------ Extracted records

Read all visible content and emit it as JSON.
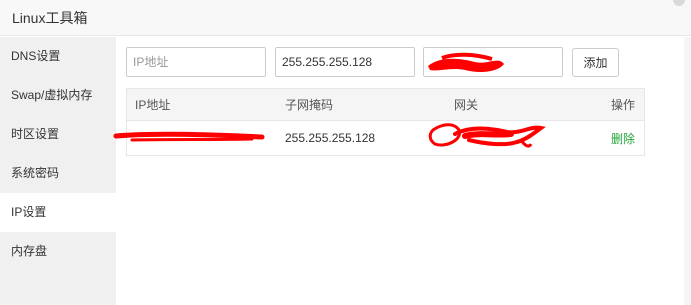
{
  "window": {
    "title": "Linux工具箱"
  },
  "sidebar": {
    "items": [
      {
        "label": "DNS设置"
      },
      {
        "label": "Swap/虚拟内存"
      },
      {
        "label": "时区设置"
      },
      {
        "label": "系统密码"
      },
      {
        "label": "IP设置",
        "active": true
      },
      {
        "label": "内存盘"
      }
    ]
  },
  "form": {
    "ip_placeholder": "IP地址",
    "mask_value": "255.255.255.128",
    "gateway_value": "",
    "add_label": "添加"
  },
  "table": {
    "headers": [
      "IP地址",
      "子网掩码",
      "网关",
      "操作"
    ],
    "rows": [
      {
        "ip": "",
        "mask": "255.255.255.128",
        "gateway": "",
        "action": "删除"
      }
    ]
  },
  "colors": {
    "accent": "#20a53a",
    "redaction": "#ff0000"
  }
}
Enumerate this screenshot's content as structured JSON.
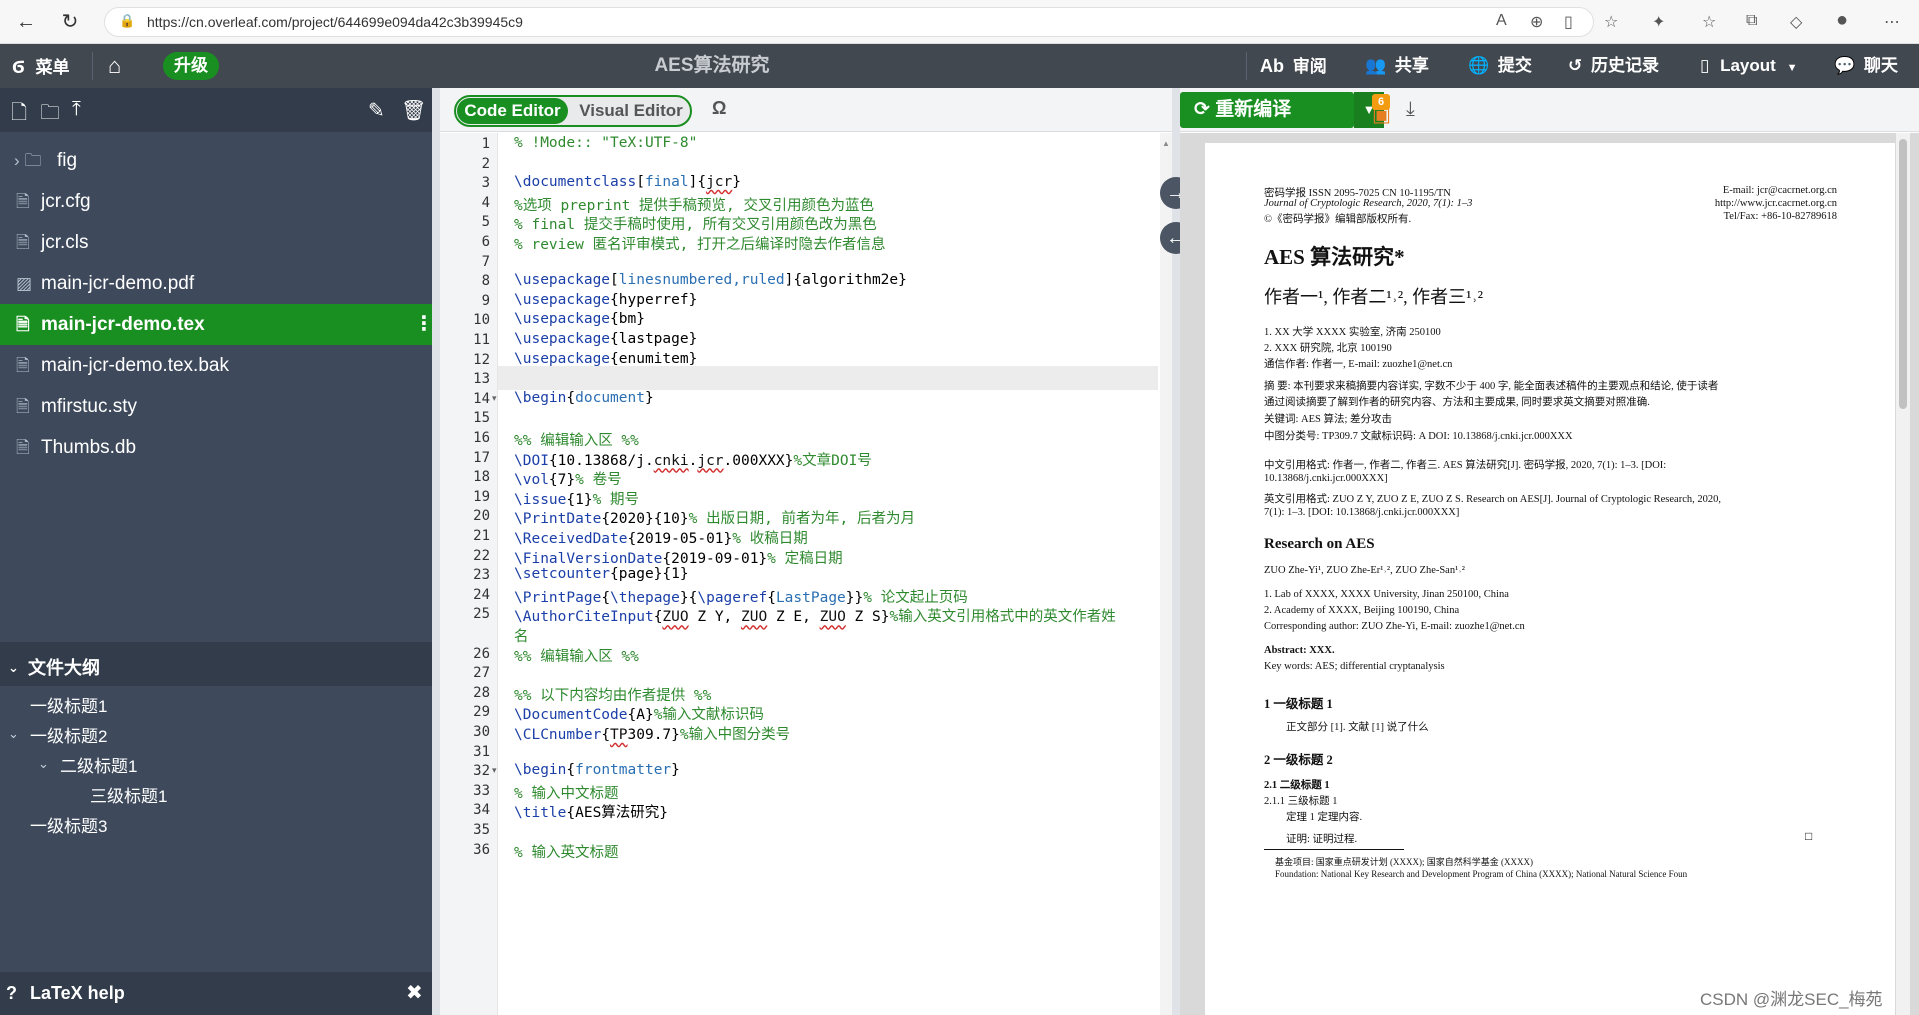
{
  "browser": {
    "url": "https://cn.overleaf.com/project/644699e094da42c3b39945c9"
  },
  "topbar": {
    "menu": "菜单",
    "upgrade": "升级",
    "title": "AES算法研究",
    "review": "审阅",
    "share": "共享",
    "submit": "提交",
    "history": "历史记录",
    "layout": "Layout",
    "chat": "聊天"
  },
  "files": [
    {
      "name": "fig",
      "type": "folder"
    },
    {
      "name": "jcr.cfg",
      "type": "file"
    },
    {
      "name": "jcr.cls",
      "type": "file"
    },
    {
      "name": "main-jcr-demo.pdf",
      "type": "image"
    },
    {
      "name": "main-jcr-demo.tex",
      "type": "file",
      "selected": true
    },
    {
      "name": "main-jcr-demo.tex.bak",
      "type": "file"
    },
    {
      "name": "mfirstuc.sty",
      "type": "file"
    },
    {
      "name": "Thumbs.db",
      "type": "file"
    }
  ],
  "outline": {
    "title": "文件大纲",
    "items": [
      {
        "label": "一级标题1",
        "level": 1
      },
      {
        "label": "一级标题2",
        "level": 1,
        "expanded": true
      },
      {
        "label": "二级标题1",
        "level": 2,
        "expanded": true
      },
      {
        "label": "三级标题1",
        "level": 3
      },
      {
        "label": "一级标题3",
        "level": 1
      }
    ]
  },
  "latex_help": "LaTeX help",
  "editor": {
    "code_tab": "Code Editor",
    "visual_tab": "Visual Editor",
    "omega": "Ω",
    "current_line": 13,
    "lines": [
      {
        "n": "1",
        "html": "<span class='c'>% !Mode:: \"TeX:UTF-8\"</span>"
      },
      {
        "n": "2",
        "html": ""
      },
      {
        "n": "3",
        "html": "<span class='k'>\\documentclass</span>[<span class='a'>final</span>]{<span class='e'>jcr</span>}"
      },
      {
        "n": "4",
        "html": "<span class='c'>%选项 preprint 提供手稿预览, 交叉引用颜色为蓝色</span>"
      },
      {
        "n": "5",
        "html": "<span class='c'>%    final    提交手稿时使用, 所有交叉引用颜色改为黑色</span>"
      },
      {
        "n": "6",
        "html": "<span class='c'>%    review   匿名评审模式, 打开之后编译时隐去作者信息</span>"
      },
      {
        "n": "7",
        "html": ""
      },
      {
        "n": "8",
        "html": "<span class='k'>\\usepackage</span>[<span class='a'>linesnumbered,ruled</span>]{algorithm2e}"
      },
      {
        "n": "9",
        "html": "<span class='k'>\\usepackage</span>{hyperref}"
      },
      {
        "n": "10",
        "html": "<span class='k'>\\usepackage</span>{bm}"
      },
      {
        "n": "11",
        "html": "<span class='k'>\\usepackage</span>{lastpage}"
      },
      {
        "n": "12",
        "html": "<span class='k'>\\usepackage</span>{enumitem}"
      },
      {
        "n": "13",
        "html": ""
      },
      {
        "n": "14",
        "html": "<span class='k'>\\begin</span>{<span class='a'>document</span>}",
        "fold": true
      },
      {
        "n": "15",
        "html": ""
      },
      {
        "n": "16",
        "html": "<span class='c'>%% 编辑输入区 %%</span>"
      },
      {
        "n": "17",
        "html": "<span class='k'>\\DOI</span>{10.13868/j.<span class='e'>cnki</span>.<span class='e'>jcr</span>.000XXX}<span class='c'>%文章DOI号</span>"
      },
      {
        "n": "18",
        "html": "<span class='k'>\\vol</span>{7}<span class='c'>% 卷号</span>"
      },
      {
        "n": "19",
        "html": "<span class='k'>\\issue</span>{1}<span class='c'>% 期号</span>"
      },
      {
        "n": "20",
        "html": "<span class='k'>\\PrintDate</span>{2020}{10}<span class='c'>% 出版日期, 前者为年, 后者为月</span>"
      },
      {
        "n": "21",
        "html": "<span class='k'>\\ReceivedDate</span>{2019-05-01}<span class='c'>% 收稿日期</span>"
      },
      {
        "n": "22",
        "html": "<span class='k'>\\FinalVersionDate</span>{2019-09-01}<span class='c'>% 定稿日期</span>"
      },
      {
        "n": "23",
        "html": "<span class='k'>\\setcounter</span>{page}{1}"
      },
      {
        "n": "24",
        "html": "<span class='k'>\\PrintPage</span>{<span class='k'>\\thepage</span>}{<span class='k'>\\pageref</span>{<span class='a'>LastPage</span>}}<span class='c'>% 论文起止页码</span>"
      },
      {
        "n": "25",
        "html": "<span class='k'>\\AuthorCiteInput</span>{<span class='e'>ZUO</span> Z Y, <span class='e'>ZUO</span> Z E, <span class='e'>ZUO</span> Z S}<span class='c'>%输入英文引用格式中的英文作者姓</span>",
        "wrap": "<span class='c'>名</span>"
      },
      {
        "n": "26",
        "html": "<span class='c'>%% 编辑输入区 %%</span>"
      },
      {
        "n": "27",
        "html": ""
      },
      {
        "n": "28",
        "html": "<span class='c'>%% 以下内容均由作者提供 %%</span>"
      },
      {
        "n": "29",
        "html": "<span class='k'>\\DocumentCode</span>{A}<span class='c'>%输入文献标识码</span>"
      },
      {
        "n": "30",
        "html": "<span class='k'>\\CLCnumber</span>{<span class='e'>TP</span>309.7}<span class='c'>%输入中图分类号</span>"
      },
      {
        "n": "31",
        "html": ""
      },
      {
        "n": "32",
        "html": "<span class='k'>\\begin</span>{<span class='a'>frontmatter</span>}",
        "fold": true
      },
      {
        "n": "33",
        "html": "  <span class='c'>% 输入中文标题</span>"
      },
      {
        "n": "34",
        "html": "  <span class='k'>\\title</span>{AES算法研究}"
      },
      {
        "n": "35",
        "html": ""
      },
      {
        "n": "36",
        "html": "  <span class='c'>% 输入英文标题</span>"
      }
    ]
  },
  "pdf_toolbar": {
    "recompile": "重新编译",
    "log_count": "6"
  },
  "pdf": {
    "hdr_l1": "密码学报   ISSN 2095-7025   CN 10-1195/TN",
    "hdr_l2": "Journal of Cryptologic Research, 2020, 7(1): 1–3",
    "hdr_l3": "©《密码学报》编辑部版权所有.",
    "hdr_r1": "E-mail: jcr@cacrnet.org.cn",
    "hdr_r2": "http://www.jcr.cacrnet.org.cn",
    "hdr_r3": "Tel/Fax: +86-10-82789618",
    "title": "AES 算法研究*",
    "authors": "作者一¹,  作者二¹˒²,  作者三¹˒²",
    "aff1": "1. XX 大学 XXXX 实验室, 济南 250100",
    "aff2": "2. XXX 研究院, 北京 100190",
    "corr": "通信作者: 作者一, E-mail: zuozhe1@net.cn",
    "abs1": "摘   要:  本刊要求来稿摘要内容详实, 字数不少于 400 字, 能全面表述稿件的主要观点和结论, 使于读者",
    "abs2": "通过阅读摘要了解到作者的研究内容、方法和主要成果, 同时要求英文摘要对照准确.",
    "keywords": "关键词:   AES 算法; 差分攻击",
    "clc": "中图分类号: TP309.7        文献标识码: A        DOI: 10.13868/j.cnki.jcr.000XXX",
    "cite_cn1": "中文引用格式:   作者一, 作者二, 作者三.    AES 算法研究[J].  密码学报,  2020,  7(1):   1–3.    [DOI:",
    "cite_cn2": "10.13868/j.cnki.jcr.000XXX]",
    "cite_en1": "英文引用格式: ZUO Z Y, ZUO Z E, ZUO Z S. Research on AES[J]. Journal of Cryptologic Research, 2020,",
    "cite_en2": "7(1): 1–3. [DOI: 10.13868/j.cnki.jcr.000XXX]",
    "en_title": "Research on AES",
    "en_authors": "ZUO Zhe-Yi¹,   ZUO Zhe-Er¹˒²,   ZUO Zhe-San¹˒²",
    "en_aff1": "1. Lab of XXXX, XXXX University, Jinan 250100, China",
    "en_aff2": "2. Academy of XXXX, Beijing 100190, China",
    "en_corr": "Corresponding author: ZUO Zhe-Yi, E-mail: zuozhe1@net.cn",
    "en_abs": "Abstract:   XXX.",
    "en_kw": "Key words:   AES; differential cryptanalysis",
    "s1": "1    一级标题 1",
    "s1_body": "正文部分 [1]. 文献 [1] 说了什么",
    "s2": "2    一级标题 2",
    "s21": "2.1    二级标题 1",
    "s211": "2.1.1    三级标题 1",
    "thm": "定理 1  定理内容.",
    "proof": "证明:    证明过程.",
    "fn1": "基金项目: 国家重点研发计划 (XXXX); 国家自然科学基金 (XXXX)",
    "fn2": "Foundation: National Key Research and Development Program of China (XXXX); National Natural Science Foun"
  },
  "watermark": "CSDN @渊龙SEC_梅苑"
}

------------

**What the task asks:**
Locate all lines holding the word "Research", then copy them out.

**Output for this task:**
    "hdr_l2": "Journal of Cryptologic Research, 2020, 7(1): 1–3",
    "cite_en1": "英文引用格式: ZUO Z Y, ZUO Z E, ZUO Z S. Research on AES[J]. Journal of Cryptologic Research, 2020,",
    "en_title": "Research on AES",
    "fn2": "Foundation: National Key Research and Development Program of China (XXXX); National Natural Science Foun"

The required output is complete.